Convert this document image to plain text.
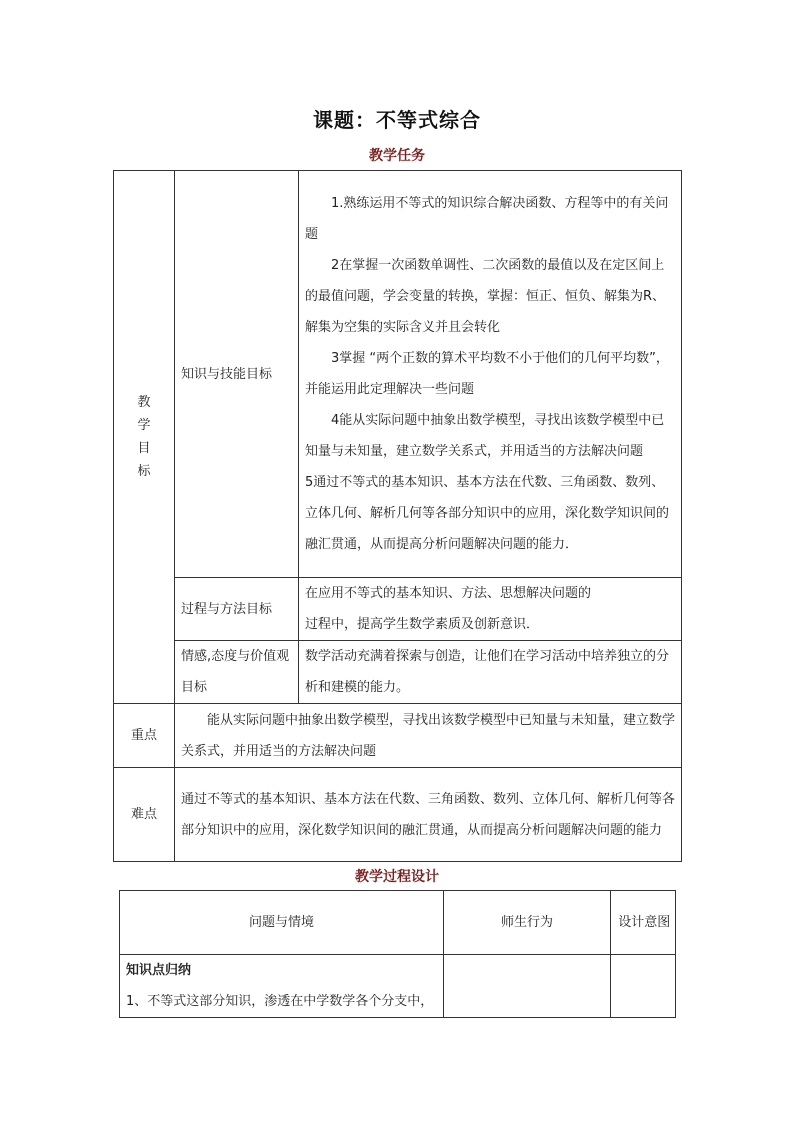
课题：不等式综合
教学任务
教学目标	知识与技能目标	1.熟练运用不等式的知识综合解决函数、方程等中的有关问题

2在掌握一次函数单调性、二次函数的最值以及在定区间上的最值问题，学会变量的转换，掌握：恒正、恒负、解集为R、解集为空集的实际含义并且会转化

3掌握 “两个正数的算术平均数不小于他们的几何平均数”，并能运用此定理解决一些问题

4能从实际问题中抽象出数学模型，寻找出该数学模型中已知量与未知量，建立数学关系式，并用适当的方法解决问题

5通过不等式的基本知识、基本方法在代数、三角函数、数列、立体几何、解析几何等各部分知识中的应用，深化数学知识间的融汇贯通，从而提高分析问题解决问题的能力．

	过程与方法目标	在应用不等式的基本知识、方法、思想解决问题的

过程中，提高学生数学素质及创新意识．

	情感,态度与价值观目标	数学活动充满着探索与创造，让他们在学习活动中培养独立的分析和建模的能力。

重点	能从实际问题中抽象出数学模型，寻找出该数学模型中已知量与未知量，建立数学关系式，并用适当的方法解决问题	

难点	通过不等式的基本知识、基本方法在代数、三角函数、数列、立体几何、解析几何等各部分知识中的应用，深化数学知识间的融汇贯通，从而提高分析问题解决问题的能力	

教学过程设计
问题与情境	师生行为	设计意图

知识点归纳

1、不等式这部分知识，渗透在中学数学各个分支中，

* * *

- **WHAT IS NEEDED**:
Only the number is wanted: how many lines of the data contain the word "寻找出该数学模型中已知量与未知量"?

- **ANSWER FOR THE TASK**:
2